Extracted entries.

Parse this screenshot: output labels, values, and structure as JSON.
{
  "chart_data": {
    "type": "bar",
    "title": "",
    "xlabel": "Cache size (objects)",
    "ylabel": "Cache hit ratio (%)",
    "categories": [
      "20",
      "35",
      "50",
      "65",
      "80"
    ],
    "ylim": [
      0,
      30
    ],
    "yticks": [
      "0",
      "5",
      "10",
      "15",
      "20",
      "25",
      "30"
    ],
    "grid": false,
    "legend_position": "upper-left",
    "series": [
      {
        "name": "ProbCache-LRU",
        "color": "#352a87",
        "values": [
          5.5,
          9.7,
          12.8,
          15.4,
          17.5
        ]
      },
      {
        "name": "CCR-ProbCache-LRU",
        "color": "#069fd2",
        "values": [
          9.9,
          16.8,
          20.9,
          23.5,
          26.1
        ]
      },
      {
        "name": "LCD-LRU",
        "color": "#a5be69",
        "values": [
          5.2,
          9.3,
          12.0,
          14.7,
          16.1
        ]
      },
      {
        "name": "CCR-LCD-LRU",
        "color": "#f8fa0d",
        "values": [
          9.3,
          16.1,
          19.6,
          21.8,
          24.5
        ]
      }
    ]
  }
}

Objective. Reproduce every line of the material above exactly.

Full solution.
Parse this screenshot: output labels, values, and structure as JSON.
{
  "chart_data": {
    "type": "bar",
    "title": "",
    "xlabel": "Cache size (objects)",
    "ylabel": "Cache hit ratio (%)",
    "categories": [
      "20",
      "35",
      "50",
      "65",
      "80"
    ],
    "ylim": [
      0,
      30
    ],
    "yticks": [
      "0",
      "5",
      "10",
      "15",
      "20",
      "25",
      "30"
    ],
    "grid": false,
    "legend_position": "upper-left",
    "series": [
      {
        "name": "ProbCache-LRU",
        "color": "#352a87",
        "values": [
          5.5,
          9.7,
          12.8,
          15.4,
          17.5
        ]
      },
      {
        "name": "CCR-ProbCache-LRU",
        "color": "#069fd2",
        "values": [
          9.9,
          16.8,
          20.9,
          23.5,
          26.1
        ]
      },
      {
        "name": "LCD-LRU",
        "color": "#a5be69",
        "values": [
          5.2,
          9.3,
          12.0,
          14.7,
          16.1
        ]
      },
      {
        "name": "CCR-LCD-LRU",
        "color": "#f8fa0d",
        "values": [
          9.3,
          16.1,
          19.6,
          21.8,
          24.5
        ]
      }
    ]
  }
}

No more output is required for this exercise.